• Written exercise: Show every line in the entries below where the word "title" appears.

• Provided records:
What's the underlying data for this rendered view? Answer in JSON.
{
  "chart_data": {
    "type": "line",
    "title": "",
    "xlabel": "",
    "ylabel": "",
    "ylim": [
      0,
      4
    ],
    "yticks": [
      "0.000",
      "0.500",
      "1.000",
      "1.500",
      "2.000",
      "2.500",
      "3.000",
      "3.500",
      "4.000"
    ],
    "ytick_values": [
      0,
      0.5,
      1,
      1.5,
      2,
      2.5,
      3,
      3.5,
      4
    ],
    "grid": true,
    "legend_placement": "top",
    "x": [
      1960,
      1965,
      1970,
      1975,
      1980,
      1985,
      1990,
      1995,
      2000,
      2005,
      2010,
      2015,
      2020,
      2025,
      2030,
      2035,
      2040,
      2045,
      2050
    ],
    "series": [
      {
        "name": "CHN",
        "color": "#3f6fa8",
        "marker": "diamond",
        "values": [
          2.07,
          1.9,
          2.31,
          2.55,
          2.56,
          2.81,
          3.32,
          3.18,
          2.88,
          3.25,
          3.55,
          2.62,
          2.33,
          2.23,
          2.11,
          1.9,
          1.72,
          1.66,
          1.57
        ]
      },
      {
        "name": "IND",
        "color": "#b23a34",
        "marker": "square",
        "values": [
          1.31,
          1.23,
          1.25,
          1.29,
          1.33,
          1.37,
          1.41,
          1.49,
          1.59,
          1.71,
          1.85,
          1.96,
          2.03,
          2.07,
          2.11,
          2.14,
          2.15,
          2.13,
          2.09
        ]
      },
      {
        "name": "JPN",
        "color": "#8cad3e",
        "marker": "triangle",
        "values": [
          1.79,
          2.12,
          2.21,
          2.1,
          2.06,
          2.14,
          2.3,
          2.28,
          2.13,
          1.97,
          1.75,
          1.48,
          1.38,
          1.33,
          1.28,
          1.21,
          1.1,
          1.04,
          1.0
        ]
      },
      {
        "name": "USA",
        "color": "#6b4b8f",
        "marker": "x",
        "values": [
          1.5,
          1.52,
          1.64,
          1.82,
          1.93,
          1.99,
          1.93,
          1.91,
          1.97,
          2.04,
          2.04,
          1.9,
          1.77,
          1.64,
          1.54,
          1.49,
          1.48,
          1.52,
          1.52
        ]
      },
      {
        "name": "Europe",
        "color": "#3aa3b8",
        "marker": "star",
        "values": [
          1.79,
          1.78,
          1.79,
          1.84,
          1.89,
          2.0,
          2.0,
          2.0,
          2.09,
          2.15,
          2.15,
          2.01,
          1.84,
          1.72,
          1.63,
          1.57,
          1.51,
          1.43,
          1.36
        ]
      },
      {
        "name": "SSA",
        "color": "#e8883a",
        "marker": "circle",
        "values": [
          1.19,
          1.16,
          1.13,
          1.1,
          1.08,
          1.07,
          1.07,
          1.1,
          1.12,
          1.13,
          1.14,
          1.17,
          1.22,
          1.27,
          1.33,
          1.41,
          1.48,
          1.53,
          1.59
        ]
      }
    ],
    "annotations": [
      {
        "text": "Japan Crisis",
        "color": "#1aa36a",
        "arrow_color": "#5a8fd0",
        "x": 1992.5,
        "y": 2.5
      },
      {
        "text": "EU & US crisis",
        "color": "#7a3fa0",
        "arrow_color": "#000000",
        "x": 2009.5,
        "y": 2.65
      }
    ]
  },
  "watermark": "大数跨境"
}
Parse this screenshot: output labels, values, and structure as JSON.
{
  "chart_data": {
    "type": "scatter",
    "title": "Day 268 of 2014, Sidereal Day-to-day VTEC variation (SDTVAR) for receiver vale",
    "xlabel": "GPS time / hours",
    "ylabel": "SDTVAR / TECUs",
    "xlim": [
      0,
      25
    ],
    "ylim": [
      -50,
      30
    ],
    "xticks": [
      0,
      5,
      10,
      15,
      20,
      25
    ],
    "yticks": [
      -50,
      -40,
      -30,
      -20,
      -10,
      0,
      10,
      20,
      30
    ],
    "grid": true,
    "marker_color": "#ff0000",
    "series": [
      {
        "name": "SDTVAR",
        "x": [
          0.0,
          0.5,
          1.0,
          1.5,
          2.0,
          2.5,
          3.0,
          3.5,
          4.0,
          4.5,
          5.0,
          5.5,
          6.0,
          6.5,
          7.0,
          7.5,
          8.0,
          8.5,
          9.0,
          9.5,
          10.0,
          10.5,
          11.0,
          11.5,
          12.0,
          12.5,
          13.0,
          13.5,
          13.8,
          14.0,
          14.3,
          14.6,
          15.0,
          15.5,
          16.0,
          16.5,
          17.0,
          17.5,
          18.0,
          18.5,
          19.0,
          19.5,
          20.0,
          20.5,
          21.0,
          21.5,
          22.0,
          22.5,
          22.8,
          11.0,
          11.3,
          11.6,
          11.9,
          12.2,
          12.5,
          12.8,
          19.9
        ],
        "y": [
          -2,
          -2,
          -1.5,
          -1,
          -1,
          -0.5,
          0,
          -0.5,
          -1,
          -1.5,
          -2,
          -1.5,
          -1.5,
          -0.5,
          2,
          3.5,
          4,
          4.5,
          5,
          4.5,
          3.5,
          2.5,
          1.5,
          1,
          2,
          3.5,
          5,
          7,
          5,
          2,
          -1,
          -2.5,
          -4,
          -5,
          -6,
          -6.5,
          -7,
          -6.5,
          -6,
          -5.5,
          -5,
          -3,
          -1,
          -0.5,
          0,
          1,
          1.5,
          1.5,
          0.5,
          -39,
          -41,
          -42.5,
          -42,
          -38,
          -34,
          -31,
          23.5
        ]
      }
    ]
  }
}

• Reply:
    "title": "",
    "title": "Day 268 of 2014, Sidereal Day-to-day VTEC variation (SDTVAR) for receiver vale",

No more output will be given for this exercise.